Data excerpts
┄┄┄┄┄┄┄┄┄┄┄┄┄┄┄┄┄┄┄┄

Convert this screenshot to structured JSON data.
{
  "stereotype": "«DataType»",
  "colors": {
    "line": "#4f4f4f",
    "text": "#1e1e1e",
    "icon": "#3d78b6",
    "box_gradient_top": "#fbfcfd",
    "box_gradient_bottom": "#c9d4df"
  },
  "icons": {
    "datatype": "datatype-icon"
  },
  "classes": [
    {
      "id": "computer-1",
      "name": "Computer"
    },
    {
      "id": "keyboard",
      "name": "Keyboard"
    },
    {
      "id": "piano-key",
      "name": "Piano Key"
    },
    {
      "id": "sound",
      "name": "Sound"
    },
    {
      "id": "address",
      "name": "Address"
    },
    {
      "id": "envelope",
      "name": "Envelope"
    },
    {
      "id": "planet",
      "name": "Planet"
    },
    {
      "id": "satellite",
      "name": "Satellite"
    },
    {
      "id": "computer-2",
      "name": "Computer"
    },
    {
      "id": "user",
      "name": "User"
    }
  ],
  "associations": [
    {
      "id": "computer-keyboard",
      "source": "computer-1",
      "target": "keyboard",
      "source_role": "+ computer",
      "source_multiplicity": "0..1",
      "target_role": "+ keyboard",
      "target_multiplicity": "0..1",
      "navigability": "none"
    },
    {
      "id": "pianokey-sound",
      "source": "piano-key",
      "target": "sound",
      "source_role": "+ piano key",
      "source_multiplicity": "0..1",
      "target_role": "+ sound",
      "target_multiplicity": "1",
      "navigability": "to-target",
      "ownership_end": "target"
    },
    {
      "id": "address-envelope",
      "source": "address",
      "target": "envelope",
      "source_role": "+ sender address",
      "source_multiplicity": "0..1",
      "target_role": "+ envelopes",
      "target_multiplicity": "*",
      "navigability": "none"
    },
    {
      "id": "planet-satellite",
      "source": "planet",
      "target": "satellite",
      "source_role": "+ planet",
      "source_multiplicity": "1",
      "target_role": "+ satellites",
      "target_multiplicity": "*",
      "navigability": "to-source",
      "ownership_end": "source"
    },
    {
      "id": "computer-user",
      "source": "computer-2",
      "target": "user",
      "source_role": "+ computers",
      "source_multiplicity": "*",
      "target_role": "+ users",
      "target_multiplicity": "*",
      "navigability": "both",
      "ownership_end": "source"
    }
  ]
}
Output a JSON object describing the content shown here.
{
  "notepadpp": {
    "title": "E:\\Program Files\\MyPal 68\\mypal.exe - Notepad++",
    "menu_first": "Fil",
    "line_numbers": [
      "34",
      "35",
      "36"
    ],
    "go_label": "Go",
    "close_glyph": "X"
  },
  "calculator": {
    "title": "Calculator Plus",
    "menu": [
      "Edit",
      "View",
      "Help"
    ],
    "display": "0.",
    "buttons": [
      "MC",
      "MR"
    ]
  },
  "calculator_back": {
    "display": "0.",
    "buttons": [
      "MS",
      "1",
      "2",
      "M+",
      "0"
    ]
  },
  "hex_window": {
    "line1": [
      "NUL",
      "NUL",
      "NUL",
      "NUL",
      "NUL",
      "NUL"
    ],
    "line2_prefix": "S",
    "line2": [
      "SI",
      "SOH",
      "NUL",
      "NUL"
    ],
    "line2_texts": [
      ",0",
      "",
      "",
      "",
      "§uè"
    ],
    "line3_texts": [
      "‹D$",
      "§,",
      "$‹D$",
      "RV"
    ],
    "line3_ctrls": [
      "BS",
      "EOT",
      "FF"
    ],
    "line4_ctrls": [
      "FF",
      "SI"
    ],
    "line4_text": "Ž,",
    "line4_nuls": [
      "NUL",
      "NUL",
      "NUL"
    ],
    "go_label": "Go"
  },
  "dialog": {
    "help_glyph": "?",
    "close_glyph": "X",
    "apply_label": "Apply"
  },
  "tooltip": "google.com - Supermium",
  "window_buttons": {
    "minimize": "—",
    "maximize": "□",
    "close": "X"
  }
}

┄┄┄┄┄┄┄┄┄┄┄┄┄┄┄┄┄┄┄┄

* **Your goal**:
Pull out every line of the records above that contains the word "title".

* **Solution below**:
    "title": "E:\\Program Files\\MyPal 68\\mypal.exe - Notepad++",
    "title": "Calculator Plus",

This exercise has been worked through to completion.